◆ **DIRECTIONS**
Below are some records; work out how many of their lines contain "analysis" and give the number only.

◆ **RECORDS FOR PROCESSING**
** START **

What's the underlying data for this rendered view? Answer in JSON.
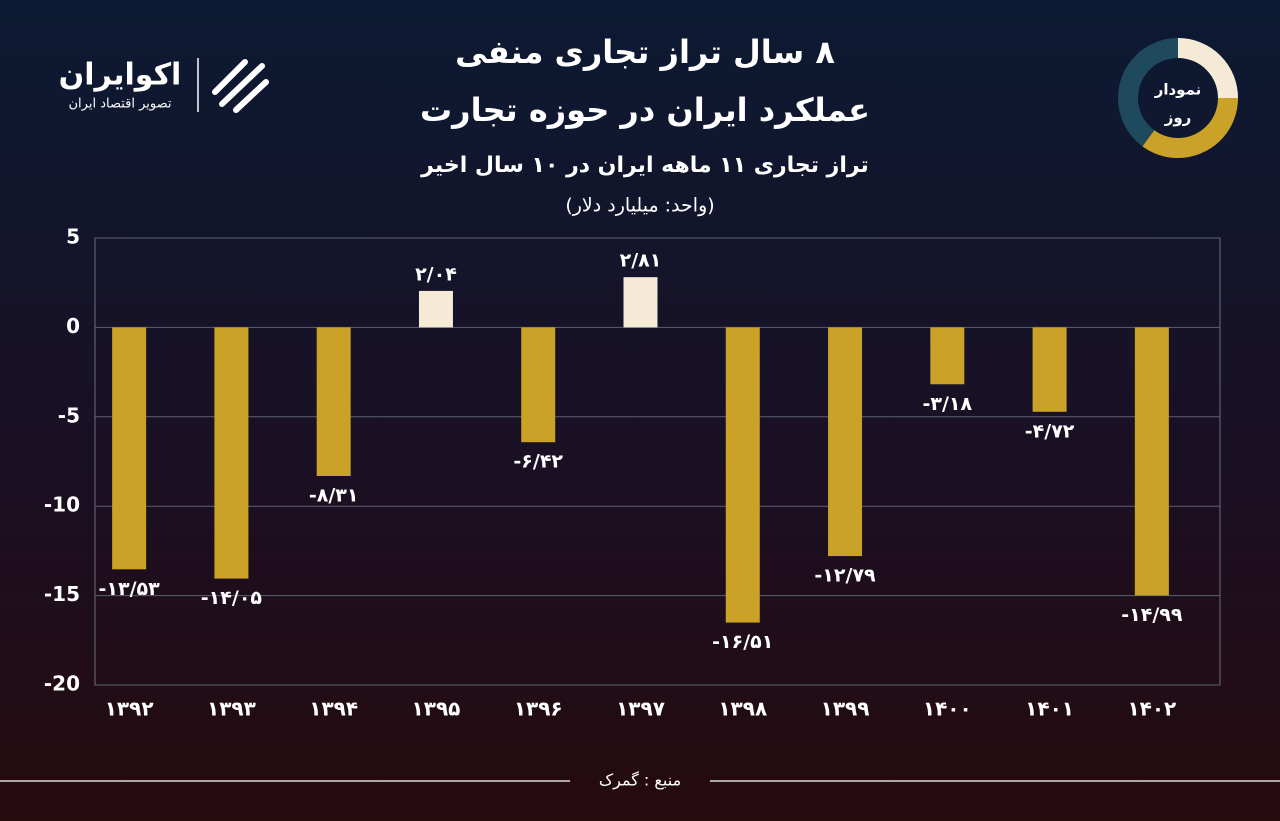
{
  "branding": {
    "logo": "اکوایران",
    "tagline": "تصویر اقتصاد ایران",
    "badge_top": "نمودار",
    "badge_bottom": "روز"
  },
  "chart_data": {
    "type": "bar",
    "title": "۸ سال تراز تجاری منفی",
    "title2": "عملکرد ایران در حوزه تجارت",
    "subtitle": "تراز تجاری ۱۱ ماهه ایران در ۱۰ سال اخیر",
    "unit": "(واحد: میلیارد دلار)",
    "source": "منبع : گمرک",
    "categories": [
      "۱۳۹۲",
      "۱۳۹۳",
      "۱۳۹۴",
      "۱۳۹۵",
      "۱۳۹۶",
      "۱۳۹۷",
      "۱۳۹۸",
      "۱۳۹۹",
      "۱۴۰۰",
      "۱۴۰۱",
      "۱۴۰۲"
    ],
    "values": [
      -13.53,
      -14.05,
      -8.31,
      2.04,
      -6.42,
      2.81,
      -16.51,
      -12.79,
      -3.18,
      -4.72,
      -14.99
    ],
    "value_labels": [
      "-۱۳/۵۳",
      "-۱۴/۰۵",
      "-۸/۳۱",
      "۲/۰۴",
      "-۶/۴۲",
      "۲/۸۱",
      "-۱۶/۵۱",
      "-۱۲/۷۹",
      "-۳/۱۸",
      "-۴/۷۲",
      "-۱۴/۹۹"
    ],
    "color": "#c9a227",
    "positive_color": "#f4ead6",
    "ylim": [
      -20,
      5
    ],
    "yticks": [
      5,
      0,
      -5,
      -10,
      -15,
      -20
    ],
    "grid": true
  }
}
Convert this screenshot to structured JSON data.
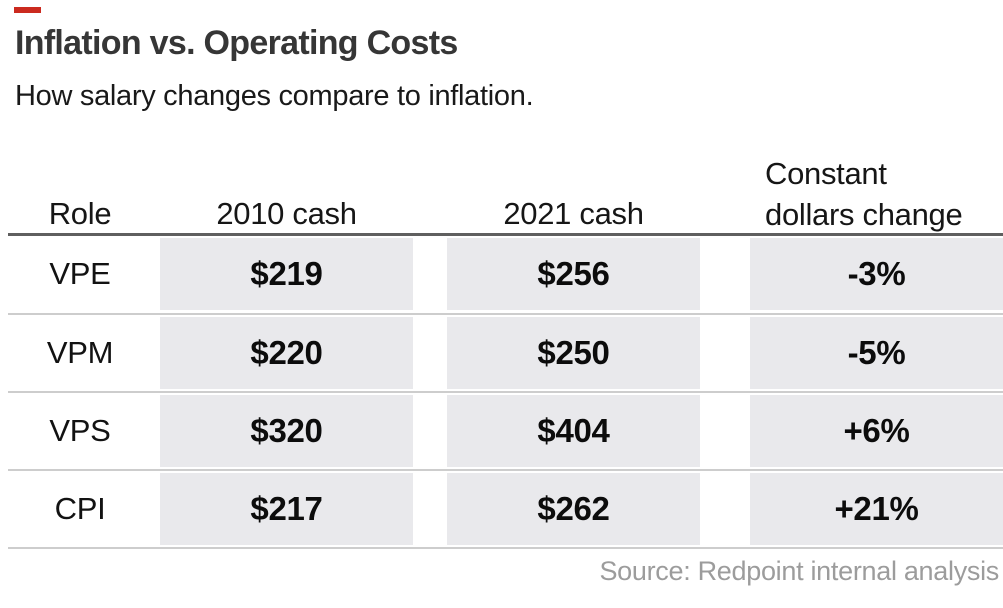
{
  "accent_color": "#cb2a1f",
  "band_color": "#e9e9ec",
  "header": {
    "title": "Inflation vs. Operating Costs",
    "subtitle": "How salary changes compare to inflation."
  },
  "table": {
    "headers": {
      "role": "Role",
      "cash2010": "2010 cash",
      "cash2021": "2021 cash",
      "constant_line1": "Constant",
      "constant_line2": "dollars change"
    },
    "rows": [
      {
        "role": "VPE",
        "cash2010": "$219",
        "cash2021": "$256",
        "change": "-3%"
      },
      {
        "role": "VPM",
        "cash2010": "$220",
        "cash2021": "$250",
        "change": "-5%"
      },
      {
        "role": "VPS",
        "cash2010": "$320",
        "cash2021": "$404",
        "change": "+6%"
      },
      {
        "role": "CPI",
        "cash2010": "$217",
        "cash2021": "$262",
        "change": "+21%"
      }
    ]
  },
  "source": "Source: Redpoint internal analysis",
  "chart_data": {
    "type": "table",
    "title": "Inflation vs. Operating Costs",
    "subtitle": "How salary changes compare to inflation.",
    "columns": [
      "Role",
      "2010 cash",
      "2021 cash",
      "Constant dollars change"
    ],
    "rows": [
      [
        "VPE",
        219,
        256,
        "-3%"
      ],
      [
        "VPM",
        220,
        250,
        "-5%"
      ],
      [
        "VPS",
        320,
        404,
        "+6%"
      ],
      [
        "CPI",
        217,
        262,
        "+21%"
      ]
    ],
    "value_columns_highlighted": true,
    "source": "Source: Redpoint internal analysis"
  }
}
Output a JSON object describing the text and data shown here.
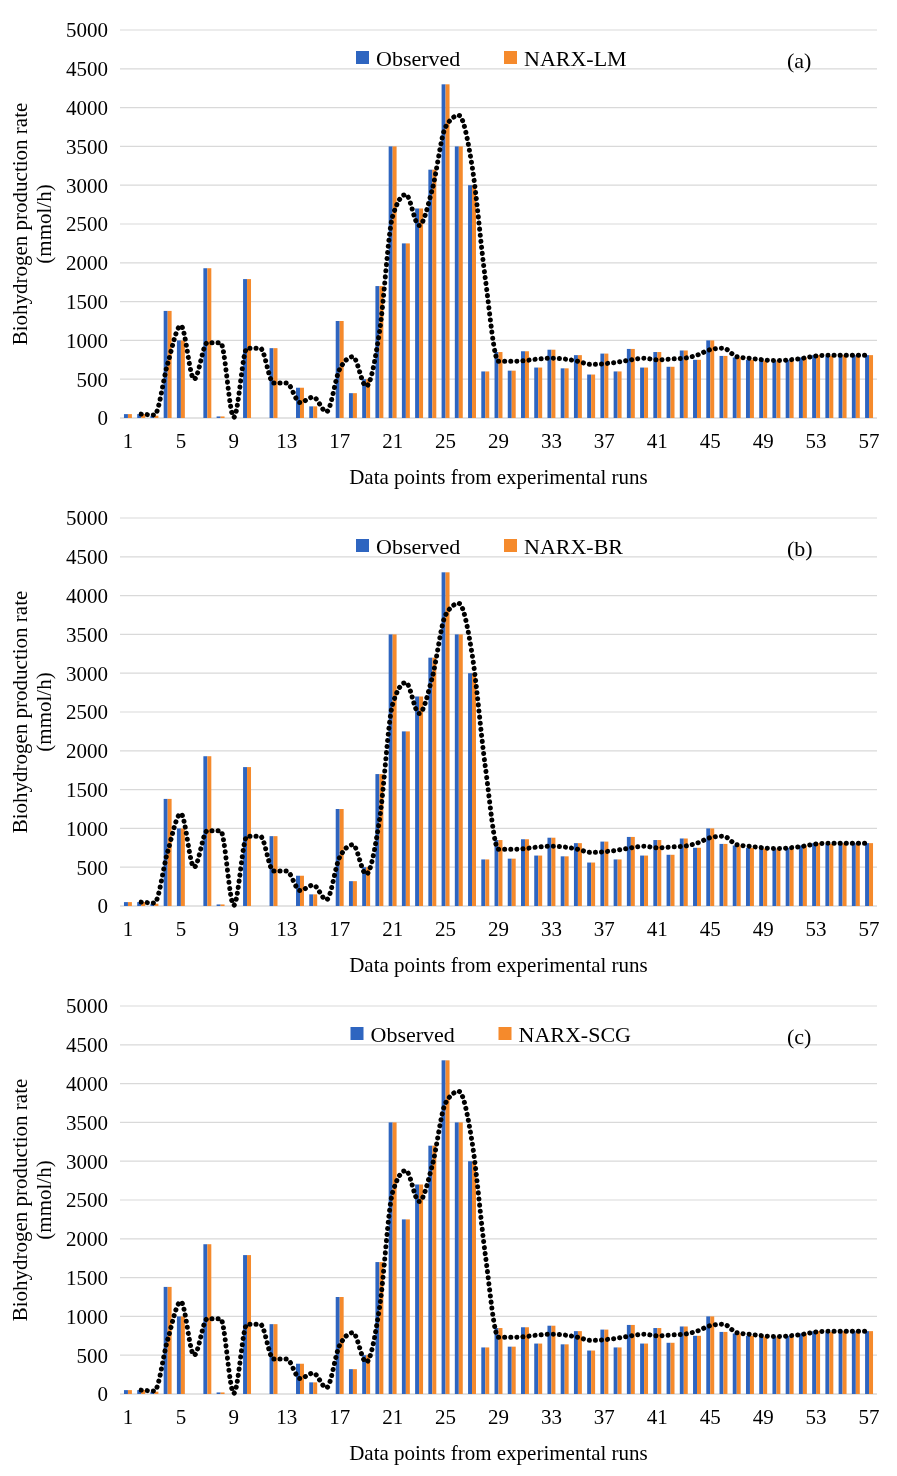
{
  "chart_data": [
    {
      "type": "bar",
      "categories": [
        "1",
        null,
        null,
        null,
        "5",
        null,
        null,
        null,
        "9",
        null,
        null,
        null,
        "13",
        null,
        null,
        null,
        "17",
        null,
        null,
        null,
        "21",
        null,
        null,
        null,
        "25",
        null,
        null,
        null,
        "29",
        null,
        null,
        null,
        "33",
        null,
        null,
        null,
        "37",
        null,
        null,
        null,
        "41",
        null,
        null,
        null,
        "45",
        null,
        null,
        null,
        "49",
        null,
        null,
        null,
        "53",
        null,
        null,
        null,
        "57"
      ],
      "xlabel": "Data points from experimental runs",
      "ylabel": "Biohydrogen production rate (mmol/h)",
      "ylim": [
        0,
        5000
      ],
      "yticks": [
        0,
        500,
        1000,
        1500,
        2000,
        2500,
        3000,
        3500,
        4000,
        4500,
        5000
      ],
      "grid": "y",
      "legend": "top",
      "annotations": [
        "(a)"
      ],
      "series": [
        {
          "name": "Observed",
          "color": "#2e65c0",
          "values": [
            50,
            50,
            30,
            1380,
            1000,
            0,
            1930,
            20,
            0,
            1790,
            0,
            900,
            0,
            390,
            150,
            0,
            1250,
            320,
            500,
            1700,
            3500,
            2250,
            2700,
            3200,
            4300,
            3500,
            3000,
            600,
            850,
            610,
            860,
            650,
            880,
            640,
            810,
            560,
            830,
            600,
            890,
            650,
            850,
            660,
            870,
            750,
            1000,
            800,
            780,
            750,
            740,
            740,
            750,
            780,
            810,
            800,
            810,
            810,
            810
          ]
        },
        {
          "name": "NARX-LM",
          "color": "#f58a2c",
          "values": [
            50,
            50,
            30,
            1380,
            1000,
            0,
            1930,
            20,
            0,
            1790,
            0,
            900,
            0,
            390,
            150,
            0,
            1250,
            320,
            500,
            1700,
            3500,
            2250,
            2700,
            3200,
            4300,
            3500,
            3000,
            600,
            850,
            610,
            860,
            650,
            880,
            640,
            810,
            560,
            830,
            600,
            890,
            650,
            850,
            660,
            870,
            750,
            1000,
            800,
            780,
            750,
            740,
            740,
            750,
            780,
            810,
            800,
            810,
            810,
            810
          ]
        },
        {
          "type": "line",
          "color": "#000000",
          "line_style": "dotted",
          "values": [
            null,
            50,
            40,
            700,
            1190,
            500,
            970,
            970,
            10,
            900,
            900,
            450,
            450,
            200,
            270,
            80,
            630,
            790,
            410,
            1100,
            2600,
            2880,
            2480,
            2950,
            3750,
            3900,
            3250,
            1800,
            730,
            730,
            740,
            760,
            770,
            760,
            730,
            690,
            700,
            720,
            750,
            770,
            750,
            760,
            770,
            810,
            880,
            900,
            790,
            770,
            750,
            740,
            750,
            770,
            800,
            810,
            810,
            810,
            810
          ]
        }
      ]
    },
    {
      "type": "bar",
      "categories": [
        "1",
        null,
        null,
        null,
        "5",
        null,
        null,
        null,
        "9",
        null,
        null,
        null,
        "13",
        null,
        null,
        null,
        "17",
        null,
        null,
        null,
        "21",
        null,
        null,
        null,
        "25",
        null,
        null,
        null,
        "29",
        null,
        null,
        null,
        "33",
        null,
        null,
        null,
        "37",
        null,
        null,
        null,
        "41",
        null,
        null,
        null,
        "45",
        null,
        null,
        null,
        "49",
        null,
        null,
        null,
        "53",
        null,
        null,
        null,
        "57"
      ],
      "xlabel": "Data points from experimental runs",
      "ylabel": "Biohydrogen production rate (mmol/h)",
      "ylim": [
        0,
        5000
      ],
      "yticks": [
        0,
        500,
        1000,
        1500,
        2000,
        2500,
        3000,
        3500,
        4000,
        4500,
        5000
      ],
      "grid": "y",
      "legend": "top",
      "annotations": [
        "(b)"
      ],
      "series": [
        {
          "name": "Observed",
          "color": "#2e65c0",
          "values": [
            50,
            50,
            30,
            1380,
            1000,
            0,
            1930,
            20,
            0,
            1790,
            0,
            900,
            0,
            390,
            150,
            0,
            1250,
            320,
            500,
            1700,
            3500,
            2250,
            2700,
            3200,
            4300,
            3500,
            3000,
            600,
            850,
            610,
            860,
            650,
            880,
            640,
            810,
            560,
            830,
            600,
            890,
            650,
            850,
            660,
            870,
            750,
            1000,
            800,
            780,
            750,
            740,
            740,
            750,
            780,
            810,
            800,
            810,
            810,
            810
          ]
        },
        {
          "name": "NARX-BR",
          "color": "#f58a2c",
          "values": [
            50,
            50,
            30,
            1380,
            1000,
            0,
            1930,
            20,
            0,
            1790,
            0,
            900,
            0,
            390,
            150,
            0,
            1250,
            320,
            500,
            1700,
            3500,
            2250,
            2700,
            3200,
            4300,
            3500,
            3000,
            600,
            850,
            610,
            860,
            650,
            880,
            640,
            810,
            560,
            830,
            600,
            890,
            650,
            850,
            660,
            870,
            750,
            1000,
            800,
            780,
            750,
            740,
            740,
            750,
            780,
            810,
            800,
            810,
            810,
            810
          ]
        },
        {
          "type": "line",
          "color": "#000000",
          "line_style": "dotted",
          "values": [
            null,
            50,
            40,
            700,
            1190,
            500,
            970,
            970,
            10,
            900,
            900,
            450,
            450,
            200,
            270,
            80,
            630,
            790,
            410,
            1100,
            2600,
            2880,
            2480,
            2950,
            3750,
            3900,
            3250,
            1800,
            730,
            730,
            740,
            760,
            770,
            760,
            730,
            690,
            700,
            720,
            750,
            770,
            750,
            760,
            770,
            810,
            880,
            900,
            790,
            770,
            750,
            740,
            750,
            770,
            800,
            810,
            810,
            810,
            810
          ]
        }
      ]
    },
    {
      "type": "bar",
      "categories": [
        "1",
        null,
        null,
        null,
        "5",
        null,
        null,
        null,
        "9",
        null,
        null,
        null,
        "13",
        null,
        null,
        null,
        "17",
        null,
        null,
        null,
        "21",
        null,
        null,
        null,
        "25",
        null,
        null,
        null,
        "29",
        null,
        null,
        null,
        "33",
        null,
        null,
        null,
        "37",
        null,
        null,
        null,
        "41",
        null,
        null,
        null,
        "45",
        null,
        null,
        null,
        "49",
        null,
        null,
        null,
        "53",
        null,
        null,
        null,
        "57"
      ],
      "xlabel": "Data points from experimental runs",
      "ylabel": "Biohydrogen production rate (mmol/h)",
      "ylim": [
        0,
        5000
      ],
      "yticks": [
        0,
        500,
        1000,
        1500,
        2000,
        2500,
        3000,
        3500,
        4000,
        4500,
        5000
      ],
      "grid": "y",
      "legend": "top",
      "annotations": [
        "(c)"
      ],
      "series": [
        {
          "name": "Observed",
          "color": "#2e65c0",
          "values": [
            50,
            50,
            30,
            1380,
            1000,
            0,
            1930,
            20,
            0,
            1790,
            0,
            900,
            0,
            390,
            150,
            0,
            1250,
            320,
            500,
            1700,
            3500,
            2250,
            2700,
            3200,
            4300,
            3500,
            3000,
            600,
            850,
            610,
            860,
            650,
            880,
            640,
            810,
            560,
            830,
            600,
            890,
            650,
            850,
            660,
            870,
            750,
            1000,
            800,
            780,
            750,
            740,
            740,
            750,
            780,
            810,
            800,
            810,
            810,
            810
          ]
        },
        {
          "name": "NARX-SCG",
          "color": "#f58a2c",
          "values": [
            50,
            50,
            30,
            1380,
            1000,
            0,
            1930,
            20,
            0,
            1790,
            0,
            900,
            0,
            390,
            150,
            0,
            1250,
            320,
            500,
            1700,
            3500,
            2250,
            2700,
            3200,
            4300,
            3500,
            3000,
            600,
            850,
            610,
            860,
            650,
            880,
            640,
            810,
            560,
            830,
            600,
            890,
            650,
            850,
            660,
            870,
            750,
            1000,
            800,
            780,
            750,
            740,
            740,
            750,
            780,
            810,
            800,
            810,
            810,
            810
          ]
        },
        {
          "type": "line",
          "color": "#000000",
          "line_style": "dotted",
          "values": [
            null,
            50,
            40,
            700,
            1190,
            500,
            970,
            970,
            10,
            900,
            900,
            450,
            450,
            200,
            270,
            80,
            630,
            790,
            410,
            1100,
            2600,
            2880,
            2480,
            2950,
            3750,
            3900,
            3250,
            1800,
            730,
            730,
            740,
            760,
            770,
            760,
            730,
            690,
            700,
            720,
            750,
            770,
            750,
            760,
            770,
            810,
            880,
            900,
            790,
            770,
            750,
            740,
            750,
            770,
            800,
            810,
            810,
            810,
            810
          ]
        }
      ]
    }
  ]
}
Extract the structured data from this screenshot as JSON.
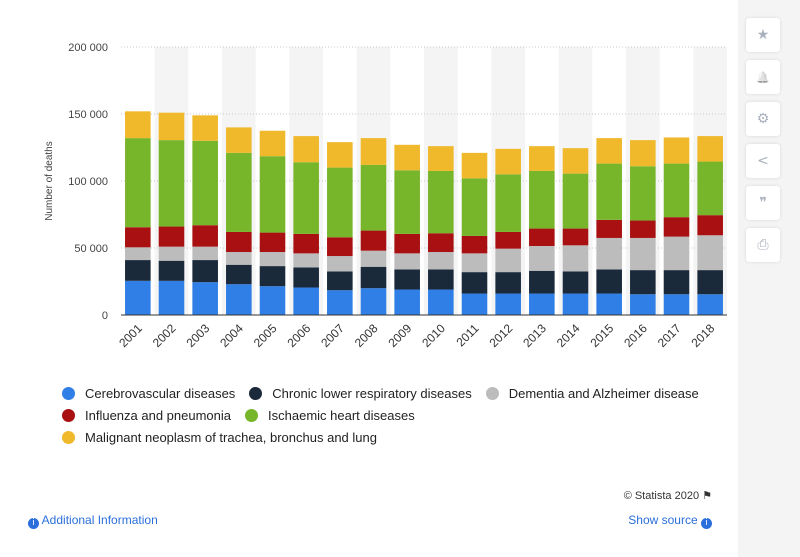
{
  "chart_data": {
    "type": "bar",
    "stacked": true,
    "ylabel": "Number of deaths",
    "xlabel": "",
    "ylim": [
      0,
      200000
    ],
    "yticks": [
      0,
      50000,
      100000,
      150000,
      200000
    ],
    "ytick_labels": [
      "0",
      "50 000",
      "100 000",
      "150 000",
      "200 000"
    ],
    "grid": true,
    "legend_position": "bottom",
    "categories": [
      "2001",
      "2002",
      "2003",
      "2004",
      "2005",
      "2006",
      "2007",
      "2008",
      "2009",
      "2010",
      "2011",
      "2012",
      "2013",
      "2014",
      "2015",
      "2016",
      "2017",
      "2018"
    ],
    "series": [
      {
        "name": "Cerebrovascular diseases",
        "color": "#2f7fe6",
        "values": [
          25500,
          25500,
          24500,
          23000,
          21500,
          20500,
          18500,
          20000,
          19000,
          19000,
          16000,
          16000,
          16000,
          16000,
          16000,
          15500,
          15500,
          15500
        ]
      },
      {
        "name": "Chronic lower respiratory diseases",
        "color": "#1b2a3b",
        "values": [
          15500,
          15000,
          16500,
          14500,
          15000,
          15000,
          14000,
          16000,
          15000,
          15000,
          16000,
          16000,
          17000,
          16500,
          18000,
          18000,
          18000,
          18000
        ]
      },
      {
        "name": "Dementia and Alzheimer disease",
        "color": "#bcbcbc",
        "values": [
          9500,
          10500,
          10000,
          9500,
          10500,
          10500,
          11500,
          12000,
          12000,
          13000,
          14000,
          17500,
          18500,
          19500,
          23500,
          24000,
          25000,
          26000
        ]
      },
      {
        "name": "Influenza and pneumonia",
        "color": "#a81012",
        "values": [
          15000,
          15000,
          16000,
          15000,
          14500,
          14500,
          14000,
          15000,
          14500,
          14000,
          13000,
          12500,
          13000,
          12500,
          13500,
          13000,
          14500,
          15000
        ]
      },
      {
        "name": "Ischaemic heart diseases",
        "color": "#77b52b",
        "values": [
          66500,
          64500,
          63000,
          59000,
          57000,
          53500,
          52000,
          49000,
          47500,
          46500,
          43000,
          43000,
          43000,
          41000,
          42000,
          40500,
          40000,
          40000
        ]
      },
      {
        "name": "Malignant neoplasm of trachea, bronchus and lung",
        "color": "#f0b82b",
        "values": [
          20000,
          20500,
          19000,
          19000,
          19000,
          19500,
          19000,
          20000,
          19000,
          18500,
          19000,
          19000,
          18500,
          19000,
          19000,
          19500,
          19500,
          19000
        ]
      }
    ]
  },
  "sidebar": {
    "star_icon": "★",
    "bell_icon": "🔔",
    "gear_icon": "⚙",
    "share_icon": "<",
    "quote_icon": "❞",
    "print_icon": "⎙"
  },
  "footer": {
    "credit": "© Statista 2020",
    "additional_info": "Additional Information",
    "show_source": "Show source"
  }
}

** END **

◆ **RESPONSE FOR THIS EXERCISE**
2